Write out the entire listing below exactly as it appears, minus any pictures.

GIVEN RECORDS:
_____
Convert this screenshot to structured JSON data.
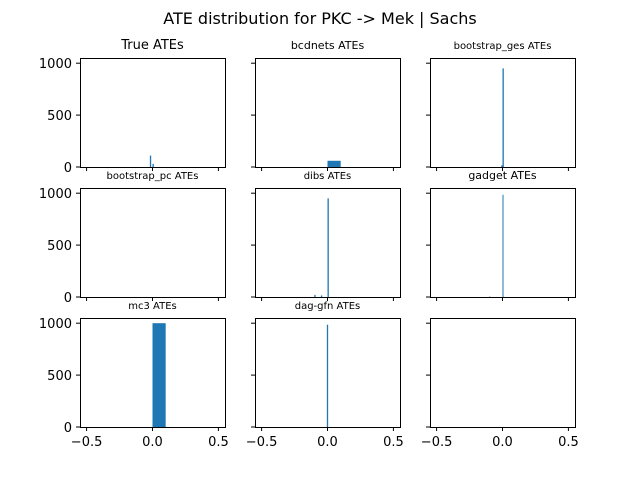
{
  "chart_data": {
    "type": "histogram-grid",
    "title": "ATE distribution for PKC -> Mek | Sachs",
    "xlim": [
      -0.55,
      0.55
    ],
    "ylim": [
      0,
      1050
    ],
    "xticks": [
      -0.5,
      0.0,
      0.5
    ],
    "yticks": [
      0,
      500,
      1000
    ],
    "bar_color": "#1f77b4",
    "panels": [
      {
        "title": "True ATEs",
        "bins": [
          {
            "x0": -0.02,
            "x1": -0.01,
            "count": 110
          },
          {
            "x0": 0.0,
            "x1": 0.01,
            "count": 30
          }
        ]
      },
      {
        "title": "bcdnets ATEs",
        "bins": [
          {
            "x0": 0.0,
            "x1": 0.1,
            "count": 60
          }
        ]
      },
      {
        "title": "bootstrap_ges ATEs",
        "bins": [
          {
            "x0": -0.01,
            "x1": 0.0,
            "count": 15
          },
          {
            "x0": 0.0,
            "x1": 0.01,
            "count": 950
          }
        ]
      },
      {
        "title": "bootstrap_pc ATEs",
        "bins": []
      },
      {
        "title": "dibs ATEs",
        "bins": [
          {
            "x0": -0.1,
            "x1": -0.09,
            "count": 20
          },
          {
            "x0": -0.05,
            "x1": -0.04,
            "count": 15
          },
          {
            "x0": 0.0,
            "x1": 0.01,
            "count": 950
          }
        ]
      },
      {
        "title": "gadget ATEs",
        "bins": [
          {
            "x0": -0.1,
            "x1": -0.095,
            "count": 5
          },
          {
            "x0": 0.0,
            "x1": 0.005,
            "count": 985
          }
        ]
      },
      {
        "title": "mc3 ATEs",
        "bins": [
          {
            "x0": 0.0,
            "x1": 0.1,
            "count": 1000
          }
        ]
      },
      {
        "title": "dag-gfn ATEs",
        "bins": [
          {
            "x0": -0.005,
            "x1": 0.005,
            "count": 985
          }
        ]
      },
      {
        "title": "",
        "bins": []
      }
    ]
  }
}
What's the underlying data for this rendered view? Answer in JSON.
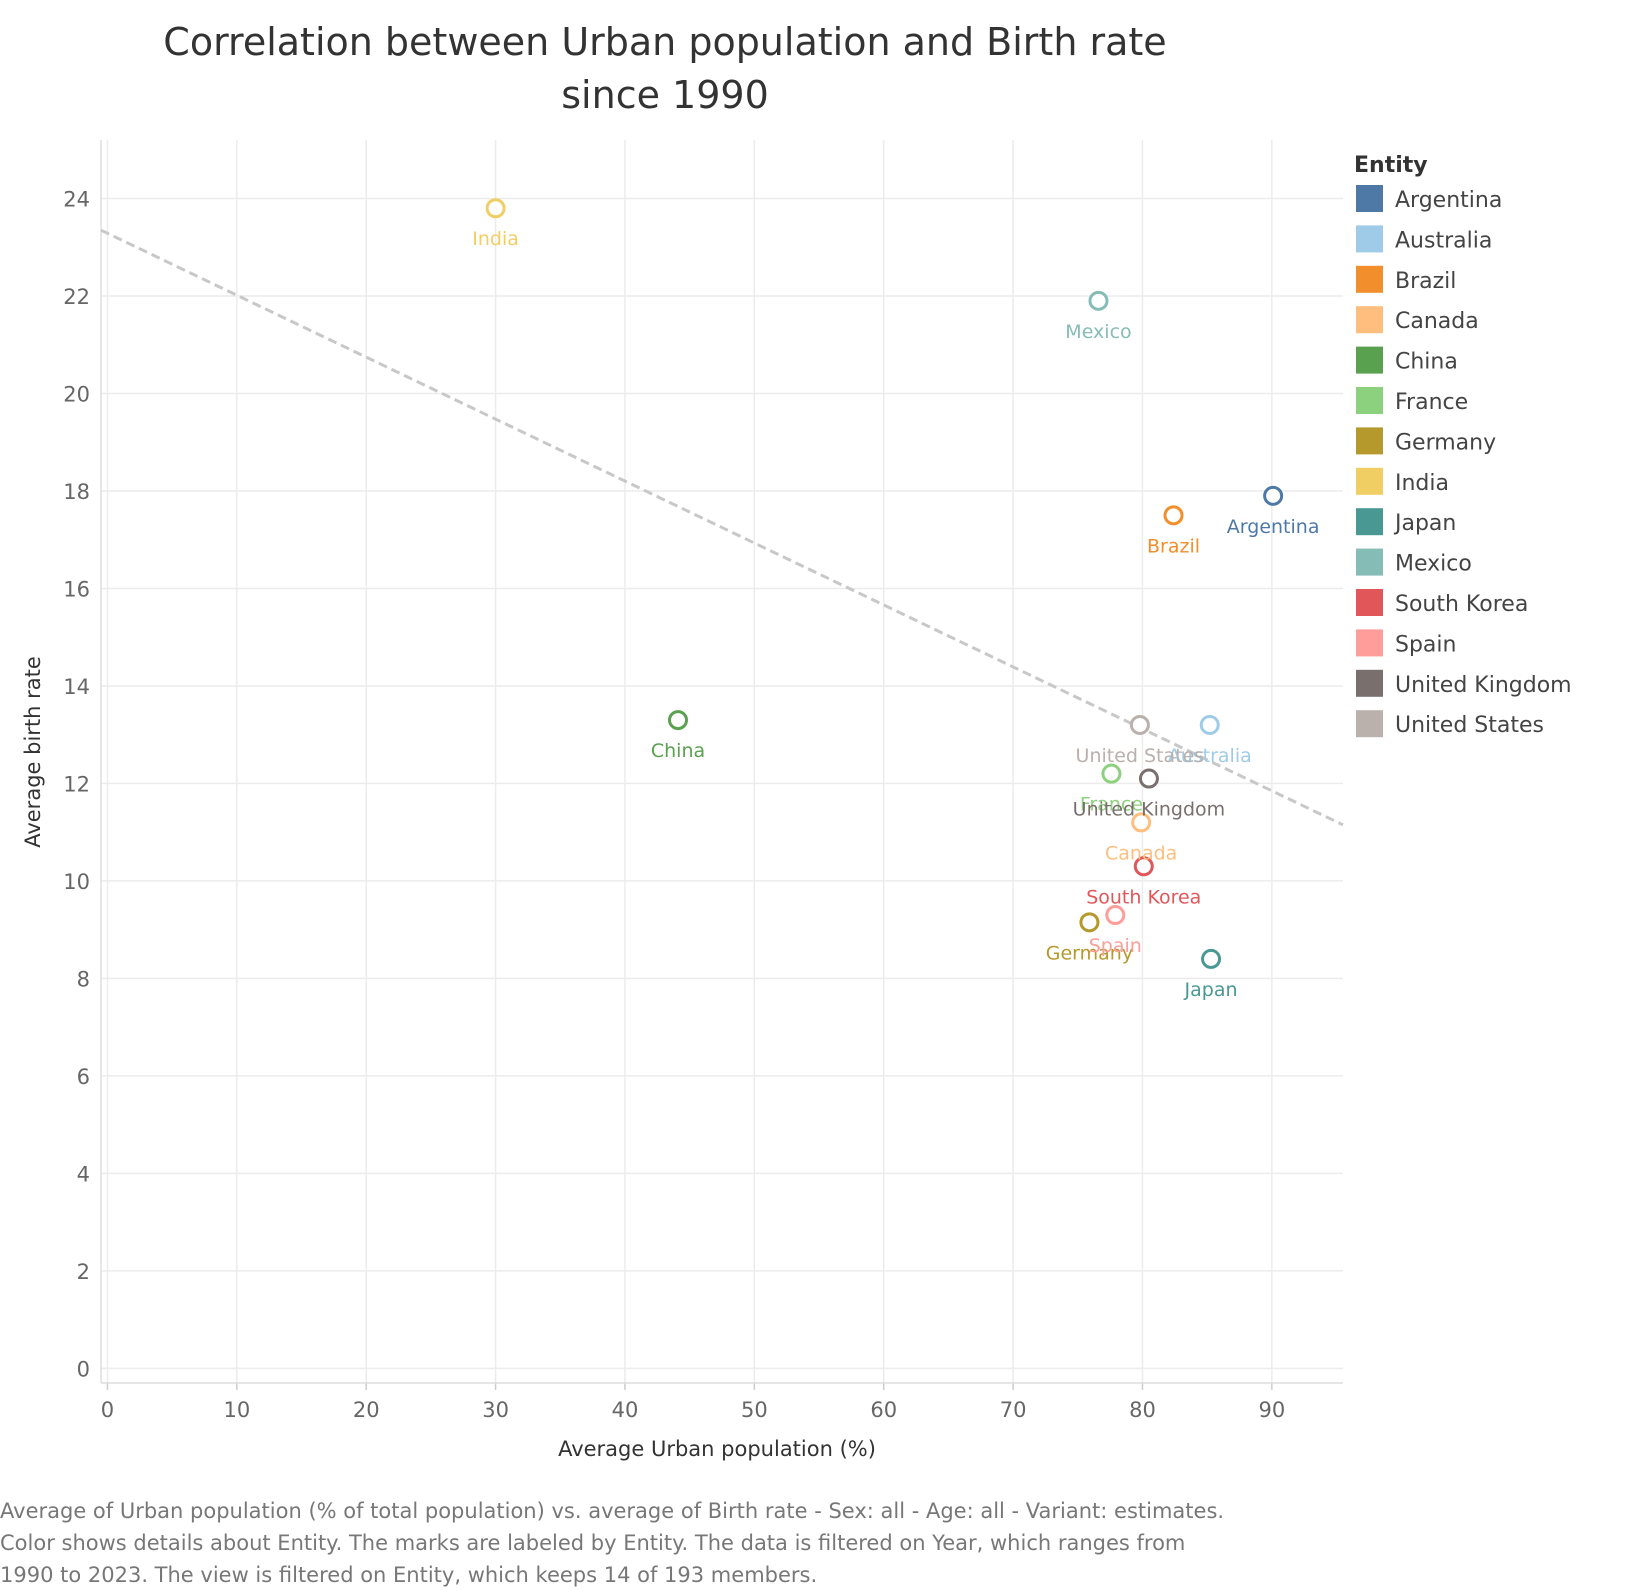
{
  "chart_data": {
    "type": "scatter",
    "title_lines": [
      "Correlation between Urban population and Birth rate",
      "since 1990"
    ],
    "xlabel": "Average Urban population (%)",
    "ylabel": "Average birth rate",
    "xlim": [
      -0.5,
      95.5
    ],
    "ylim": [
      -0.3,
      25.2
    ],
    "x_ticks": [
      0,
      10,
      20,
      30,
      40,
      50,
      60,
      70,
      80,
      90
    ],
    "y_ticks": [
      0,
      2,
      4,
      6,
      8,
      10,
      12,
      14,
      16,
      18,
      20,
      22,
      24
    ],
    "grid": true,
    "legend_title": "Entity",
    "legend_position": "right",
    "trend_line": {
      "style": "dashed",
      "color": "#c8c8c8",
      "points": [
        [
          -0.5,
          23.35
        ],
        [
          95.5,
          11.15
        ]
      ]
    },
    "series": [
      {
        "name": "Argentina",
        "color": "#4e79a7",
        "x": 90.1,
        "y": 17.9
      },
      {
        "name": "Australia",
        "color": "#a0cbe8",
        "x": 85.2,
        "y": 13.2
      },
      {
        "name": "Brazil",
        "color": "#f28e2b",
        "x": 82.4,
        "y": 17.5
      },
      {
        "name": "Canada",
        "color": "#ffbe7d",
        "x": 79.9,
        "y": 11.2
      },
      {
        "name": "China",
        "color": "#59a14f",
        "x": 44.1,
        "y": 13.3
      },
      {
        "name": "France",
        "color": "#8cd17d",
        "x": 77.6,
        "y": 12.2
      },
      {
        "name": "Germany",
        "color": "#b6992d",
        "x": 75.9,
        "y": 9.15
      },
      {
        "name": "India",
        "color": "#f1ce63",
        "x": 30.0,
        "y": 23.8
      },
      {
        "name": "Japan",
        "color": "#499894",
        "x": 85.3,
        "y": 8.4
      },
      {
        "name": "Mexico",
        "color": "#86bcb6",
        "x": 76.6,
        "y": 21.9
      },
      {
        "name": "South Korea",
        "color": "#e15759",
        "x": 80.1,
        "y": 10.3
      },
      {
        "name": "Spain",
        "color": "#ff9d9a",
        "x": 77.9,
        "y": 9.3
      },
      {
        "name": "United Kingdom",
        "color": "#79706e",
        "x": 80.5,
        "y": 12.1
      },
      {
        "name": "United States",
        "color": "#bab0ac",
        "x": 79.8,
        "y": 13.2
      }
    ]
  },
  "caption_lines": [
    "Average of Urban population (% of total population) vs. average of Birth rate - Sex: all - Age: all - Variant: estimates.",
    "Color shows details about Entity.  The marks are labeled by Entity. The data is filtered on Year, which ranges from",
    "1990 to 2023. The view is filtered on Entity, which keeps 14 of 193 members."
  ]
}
_____
SOLUTION FOR THIS EXERCISE:
Convert this screenshot to structured JSON data.
{
  "chart_data": {
    "type": "histogram-grid",
    "title": "ATE distribution for PKC -> Mek | Sachs",
    "xlim": [
      -0.55,
      0.55
    ],
    "ylim": [
      0,
      1050
    ],
    "xticks": [
      -0.5,
      0.0,
      0.5
    ],
    "yticks": [
      0,
      500,
      1000
    ],
    "bar_color": "#1f77b4",
    "panels": [
      {
        "title": "True ATEs",
        "bins": [
          {
            "x0": -0.02,
            "x1": -0.01,
            "count": 110
          },
          {
            "x0": 0.0,
            "x1": 0.01,
            "count": 30
          }
        ]
      },
      {
        "title": "bcdnets ATEs",
        "bins": [
          {
            "x0": 0.0,
            "x1": 0.1,
            "count": 60
          }
        ]
      },
      {
        "title": "bootstrap_ges ATEs",
        "bins": [
          {
            "x0": -0.01,
            "x1": 0.0,
            "count": 15
          },
          {
            "x0": 0.0,
            "x1": 0.01,
            "count": 950
          }
        ]
      },
      {
        "title": "bootstrap_pc ATEs",
        "bins": []
      },
      {
        "title": "dibs ATEs",
        "bins": [
          {
            "x0": -0.1,
            "x1": -0.09,
            "count": 20
          },
          {
            "x0": -0.05,
            "x1": -0.04,
            "count": 15
          },
          {
            "x0": 0.0,
            "x1": 0.01,
            "count": 950
          }
        ]
      },
      {
        "title": "gadget ATEs",
        "bins": [
          {
            "x0": -0.1,
            "x1": -0.095,
            "count": 5
          },
          {
            "x0": 0.0,
            "x1": 0.005,
            "count": 985
          }
        ]
      },
      {
        "title": "mc3 ATEs",
        "bins": [
          {
            "x0": 0.0,
            "x1": 0.1,
            "count": 1000
          }
        ]
      },
      {
        "title": "dag-gfn ATEs",
        "bins": [
          {
            "x0": -0.005,
            "x1": 0.005,
            "count": 985
          }
        ]
      },
      {
        "title": "",
        "bins": []
      }
    ]
  }
}
What's the underlying data for this rendered view? Answer in JSON.
{
  "chart_data": {
    "type": "scatter",
    "title_lines": [
      "Correlation between Urban population and Birth rate",
      "since 1990"
    ],
    "xlabel": "Average Urban population (%)",
    "ylabel": "Average birth rate",
    "xlim": [
      -0.5,
      95.5
    ],
    "ylim": [
      -0.3,
      25.2
    ],
    "x_ticks": [
      0,
      10,
      20,
      30,
      40,
      50,
      60,
      70,
      80,
      90
    ],
    "y_ticks": [
      0,
      2,
      4,
      6,
      8,
      10,
      12,
      14,
      16,
      18,
      20,
      22,
      24
    ],
    "grid": true,
    "legend_title": "Entity",
    "legend_position": "right",
    "trend_line": {
      "style": "dashed",
      "color": "#c8c8c8",
      "points": [
        [
          -0.5,
          23.35
        ],
        [
          95.5,
          11.15
        ]
      ]
    },
    "series": [
      {
        "name": "Argentina",
        "color": "#4e79a7",
        "x": 90.1,
        "y": 17.9
      },
      {
        "name": "Australia",
        "color": "#a0cbe8",
        "x": 85.2,
        "y": 13.2
      },
      {
        "name": "Brazil",
        "color": "#f28e2b",
        "x": 82.4,
        "y": 17.5
      },
      {
        "name": "Canada",
        "color": "#ffbe7d",
        "x": 79.9,
        "y": 11.2
      },
      {
        "name": "China",
        "color": "#59a14f",
        "x": 44.1,
        "y": 13.3
      },
      {
        "name": "France",
        "color": "#8cd17d",
        "x": 77.6,
        "y": 12.2
      },
      {
        "name": "Germany",
        "color": "#b6992d",
        "x": 75.9,
        "y": 9.15
      },
      {
        "name": "India",
        "color": "#f1ce63",
        "x": 30.0,
        "y": 23.8
      },
      {
        "name": "Japan",
        "color": "#499894",
        "x": 85.3,
        "y": 8.4
      },
      {
        "name": "Mexico",
        "color": "#86bcb6",
        "x": 76.6,
        "y": 21.9
      },
      {
        "name": "South Korea",
        "color": "#e15759",
        "x": 80.1,
        "y": 10.3
      },
      {
        "name": "Spain",
        "color": "#ff9d9a",
        "x": 77.9,
        "y": 9.3
      },
      {
        "name": "United Kingdom",
        "color": "#79706e",
        "x": 80.5,
        "y": 12.1
      },
      {
        "name": "United States",
        "color": "#bab0ac",
        "x": 79.8,
        "y": 13.2
      }
    ]
  },
  "caption_lines": [
    "Average of Urban population (% of total population) vs. average of Birth rate - Sex: all - Age: all - Variant: estimates.",
    "Color shows details about Entity.  The marks are labeled by Entity. The data is filtered on Year, which ranges from",
    "1990 to 2023. The view is filtered on Entity, which keeps 14 of 193 members."
  ]
}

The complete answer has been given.